Entries provided.
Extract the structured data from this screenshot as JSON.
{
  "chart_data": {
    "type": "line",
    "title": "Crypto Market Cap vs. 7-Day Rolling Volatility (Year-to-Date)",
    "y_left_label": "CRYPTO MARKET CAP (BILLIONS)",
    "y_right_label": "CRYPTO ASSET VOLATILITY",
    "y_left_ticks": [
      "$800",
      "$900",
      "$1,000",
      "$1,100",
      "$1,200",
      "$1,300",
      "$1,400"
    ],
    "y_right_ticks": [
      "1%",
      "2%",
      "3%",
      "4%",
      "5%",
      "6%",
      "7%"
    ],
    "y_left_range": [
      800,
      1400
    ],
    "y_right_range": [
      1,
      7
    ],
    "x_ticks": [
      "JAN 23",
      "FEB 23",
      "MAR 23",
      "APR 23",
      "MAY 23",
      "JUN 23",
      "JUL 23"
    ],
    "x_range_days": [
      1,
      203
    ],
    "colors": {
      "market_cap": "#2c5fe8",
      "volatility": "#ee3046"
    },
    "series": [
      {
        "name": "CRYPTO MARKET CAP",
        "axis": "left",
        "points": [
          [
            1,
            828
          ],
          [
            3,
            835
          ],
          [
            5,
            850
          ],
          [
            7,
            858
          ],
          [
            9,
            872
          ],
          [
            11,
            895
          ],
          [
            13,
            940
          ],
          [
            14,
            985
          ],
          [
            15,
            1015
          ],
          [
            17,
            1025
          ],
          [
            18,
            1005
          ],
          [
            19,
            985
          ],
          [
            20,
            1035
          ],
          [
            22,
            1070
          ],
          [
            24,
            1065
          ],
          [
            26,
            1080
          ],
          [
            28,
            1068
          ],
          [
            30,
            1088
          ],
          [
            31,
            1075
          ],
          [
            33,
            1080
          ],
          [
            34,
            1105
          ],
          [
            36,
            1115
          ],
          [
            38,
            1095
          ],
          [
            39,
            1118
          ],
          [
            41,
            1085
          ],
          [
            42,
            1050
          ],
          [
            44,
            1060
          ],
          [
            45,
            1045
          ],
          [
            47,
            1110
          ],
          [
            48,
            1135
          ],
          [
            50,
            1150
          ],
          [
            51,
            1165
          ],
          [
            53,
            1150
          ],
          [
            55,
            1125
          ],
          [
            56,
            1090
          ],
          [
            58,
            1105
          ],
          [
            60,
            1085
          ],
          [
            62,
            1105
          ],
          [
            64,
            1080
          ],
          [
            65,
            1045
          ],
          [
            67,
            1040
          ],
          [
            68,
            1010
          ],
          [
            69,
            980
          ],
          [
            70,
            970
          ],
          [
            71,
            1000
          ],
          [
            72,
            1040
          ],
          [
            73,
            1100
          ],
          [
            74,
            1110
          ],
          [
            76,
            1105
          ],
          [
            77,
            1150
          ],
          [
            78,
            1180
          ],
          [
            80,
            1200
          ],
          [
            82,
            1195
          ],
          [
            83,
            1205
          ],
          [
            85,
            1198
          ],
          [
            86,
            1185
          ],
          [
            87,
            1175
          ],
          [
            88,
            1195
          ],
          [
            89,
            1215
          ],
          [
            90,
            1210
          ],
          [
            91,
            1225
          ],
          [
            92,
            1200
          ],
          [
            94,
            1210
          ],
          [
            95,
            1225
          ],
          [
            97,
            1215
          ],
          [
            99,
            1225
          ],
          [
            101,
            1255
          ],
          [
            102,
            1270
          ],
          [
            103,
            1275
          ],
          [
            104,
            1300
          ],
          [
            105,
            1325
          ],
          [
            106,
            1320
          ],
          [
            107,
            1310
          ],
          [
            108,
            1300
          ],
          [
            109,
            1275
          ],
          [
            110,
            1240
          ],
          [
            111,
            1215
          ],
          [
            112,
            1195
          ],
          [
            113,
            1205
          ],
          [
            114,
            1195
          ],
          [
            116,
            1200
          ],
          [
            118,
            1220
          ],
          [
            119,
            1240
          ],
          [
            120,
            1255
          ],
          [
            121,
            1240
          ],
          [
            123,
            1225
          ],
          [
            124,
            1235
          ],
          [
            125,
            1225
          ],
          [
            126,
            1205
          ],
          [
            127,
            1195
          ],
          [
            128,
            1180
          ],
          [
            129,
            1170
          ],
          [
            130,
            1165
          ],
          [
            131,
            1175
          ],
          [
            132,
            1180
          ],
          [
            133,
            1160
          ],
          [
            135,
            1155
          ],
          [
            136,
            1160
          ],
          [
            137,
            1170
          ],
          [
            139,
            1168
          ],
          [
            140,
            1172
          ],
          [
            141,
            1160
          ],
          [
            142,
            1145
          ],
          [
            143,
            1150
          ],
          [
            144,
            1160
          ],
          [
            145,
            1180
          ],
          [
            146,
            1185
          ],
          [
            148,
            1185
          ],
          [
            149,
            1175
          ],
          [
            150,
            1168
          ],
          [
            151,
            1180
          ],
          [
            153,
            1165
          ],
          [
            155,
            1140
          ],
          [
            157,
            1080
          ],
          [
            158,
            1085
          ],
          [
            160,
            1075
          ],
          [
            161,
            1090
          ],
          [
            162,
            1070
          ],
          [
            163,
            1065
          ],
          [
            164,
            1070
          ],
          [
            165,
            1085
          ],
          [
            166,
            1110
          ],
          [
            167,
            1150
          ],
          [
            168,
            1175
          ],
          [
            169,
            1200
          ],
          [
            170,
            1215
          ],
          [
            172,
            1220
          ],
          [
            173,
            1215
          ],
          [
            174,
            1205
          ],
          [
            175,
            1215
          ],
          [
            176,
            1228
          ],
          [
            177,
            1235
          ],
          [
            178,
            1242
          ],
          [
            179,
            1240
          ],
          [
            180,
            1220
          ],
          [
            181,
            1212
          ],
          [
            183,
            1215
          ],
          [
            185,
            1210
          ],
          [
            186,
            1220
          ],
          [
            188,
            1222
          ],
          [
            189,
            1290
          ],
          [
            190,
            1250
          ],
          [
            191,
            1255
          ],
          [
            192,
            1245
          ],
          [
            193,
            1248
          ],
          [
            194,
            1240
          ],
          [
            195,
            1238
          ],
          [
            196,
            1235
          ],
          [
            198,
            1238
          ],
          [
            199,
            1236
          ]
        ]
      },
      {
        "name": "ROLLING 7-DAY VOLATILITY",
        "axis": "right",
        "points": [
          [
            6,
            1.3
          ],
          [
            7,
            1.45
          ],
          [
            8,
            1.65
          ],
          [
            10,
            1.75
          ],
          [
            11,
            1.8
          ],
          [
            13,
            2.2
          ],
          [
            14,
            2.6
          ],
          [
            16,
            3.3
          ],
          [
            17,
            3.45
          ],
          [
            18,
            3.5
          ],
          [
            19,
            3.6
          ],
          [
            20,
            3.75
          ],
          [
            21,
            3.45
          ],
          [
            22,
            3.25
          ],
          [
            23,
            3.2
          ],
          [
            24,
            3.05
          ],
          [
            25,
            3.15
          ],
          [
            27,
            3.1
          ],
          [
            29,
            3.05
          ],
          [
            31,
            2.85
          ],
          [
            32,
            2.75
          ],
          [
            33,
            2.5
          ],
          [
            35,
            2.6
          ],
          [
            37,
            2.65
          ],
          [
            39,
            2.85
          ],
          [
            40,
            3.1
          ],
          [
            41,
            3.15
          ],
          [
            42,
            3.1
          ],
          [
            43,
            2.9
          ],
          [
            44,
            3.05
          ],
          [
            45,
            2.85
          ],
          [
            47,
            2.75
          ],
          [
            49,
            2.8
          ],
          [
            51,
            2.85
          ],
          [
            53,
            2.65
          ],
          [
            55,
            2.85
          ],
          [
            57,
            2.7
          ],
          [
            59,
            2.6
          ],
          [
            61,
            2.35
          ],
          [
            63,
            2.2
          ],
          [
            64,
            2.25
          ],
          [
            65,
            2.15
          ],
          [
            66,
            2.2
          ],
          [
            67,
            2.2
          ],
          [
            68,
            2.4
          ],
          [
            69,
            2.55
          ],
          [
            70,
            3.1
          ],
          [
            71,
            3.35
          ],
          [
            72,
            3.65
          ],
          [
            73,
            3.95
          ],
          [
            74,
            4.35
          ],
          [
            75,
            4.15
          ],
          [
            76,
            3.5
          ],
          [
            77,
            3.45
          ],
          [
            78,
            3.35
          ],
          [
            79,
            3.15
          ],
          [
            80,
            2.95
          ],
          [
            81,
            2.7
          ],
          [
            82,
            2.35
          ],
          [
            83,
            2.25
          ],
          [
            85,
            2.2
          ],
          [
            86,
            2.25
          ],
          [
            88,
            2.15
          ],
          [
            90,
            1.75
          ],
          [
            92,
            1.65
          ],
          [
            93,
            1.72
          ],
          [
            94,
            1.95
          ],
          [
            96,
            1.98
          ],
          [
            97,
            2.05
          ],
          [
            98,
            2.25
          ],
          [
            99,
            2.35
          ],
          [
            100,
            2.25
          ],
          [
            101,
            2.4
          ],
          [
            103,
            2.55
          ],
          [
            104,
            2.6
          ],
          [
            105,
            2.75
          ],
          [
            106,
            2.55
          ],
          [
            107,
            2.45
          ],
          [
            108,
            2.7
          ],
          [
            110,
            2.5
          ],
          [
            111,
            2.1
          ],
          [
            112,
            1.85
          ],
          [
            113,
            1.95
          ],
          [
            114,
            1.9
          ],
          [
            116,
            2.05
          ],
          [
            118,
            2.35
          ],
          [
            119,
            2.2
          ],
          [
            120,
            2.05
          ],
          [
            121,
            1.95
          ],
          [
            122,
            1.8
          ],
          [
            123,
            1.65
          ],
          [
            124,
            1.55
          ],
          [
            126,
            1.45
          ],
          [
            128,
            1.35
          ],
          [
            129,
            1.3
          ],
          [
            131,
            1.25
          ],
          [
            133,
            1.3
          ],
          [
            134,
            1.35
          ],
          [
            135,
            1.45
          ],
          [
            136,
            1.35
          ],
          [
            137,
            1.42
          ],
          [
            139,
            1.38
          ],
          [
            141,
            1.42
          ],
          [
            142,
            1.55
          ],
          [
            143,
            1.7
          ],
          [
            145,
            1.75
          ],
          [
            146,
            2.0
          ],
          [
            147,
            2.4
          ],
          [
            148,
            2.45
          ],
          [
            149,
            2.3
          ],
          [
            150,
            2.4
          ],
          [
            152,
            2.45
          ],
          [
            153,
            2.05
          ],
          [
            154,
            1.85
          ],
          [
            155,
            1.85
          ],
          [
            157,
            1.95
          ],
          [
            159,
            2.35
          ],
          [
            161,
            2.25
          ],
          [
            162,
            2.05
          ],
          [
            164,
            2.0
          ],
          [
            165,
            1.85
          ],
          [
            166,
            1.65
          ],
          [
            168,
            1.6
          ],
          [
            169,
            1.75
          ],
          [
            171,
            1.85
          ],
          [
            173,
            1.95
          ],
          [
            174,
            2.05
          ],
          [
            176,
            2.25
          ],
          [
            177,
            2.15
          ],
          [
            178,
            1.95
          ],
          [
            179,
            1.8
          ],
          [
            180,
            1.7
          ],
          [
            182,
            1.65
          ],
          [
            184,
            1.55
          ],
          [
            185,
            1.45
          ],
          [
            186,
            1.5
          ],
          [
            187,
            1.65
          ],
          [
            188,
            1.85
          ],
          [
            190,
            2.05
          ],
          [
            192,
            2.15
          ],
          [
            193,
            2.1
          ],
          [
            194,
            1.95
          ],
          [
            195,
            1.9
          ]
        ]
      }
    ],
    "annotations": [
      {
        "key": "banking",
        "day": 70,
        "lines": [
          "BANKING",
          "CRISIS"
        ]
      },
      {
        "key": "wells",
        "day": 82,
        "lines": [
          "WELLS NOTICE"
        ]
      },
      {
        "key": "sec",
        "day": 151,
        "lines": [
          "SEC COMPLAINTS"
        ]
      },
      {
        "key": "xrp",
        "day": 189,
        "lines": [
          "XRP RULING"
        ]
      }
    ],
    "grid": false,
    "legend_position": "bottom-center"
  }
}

Stated exercise.
List the lines of the records where "name" occurs.

Answer for this exercise.
        "name": "CRYPTO MARKET CAP",
        "name": "ROLLING 7-DAY VOLATILITY",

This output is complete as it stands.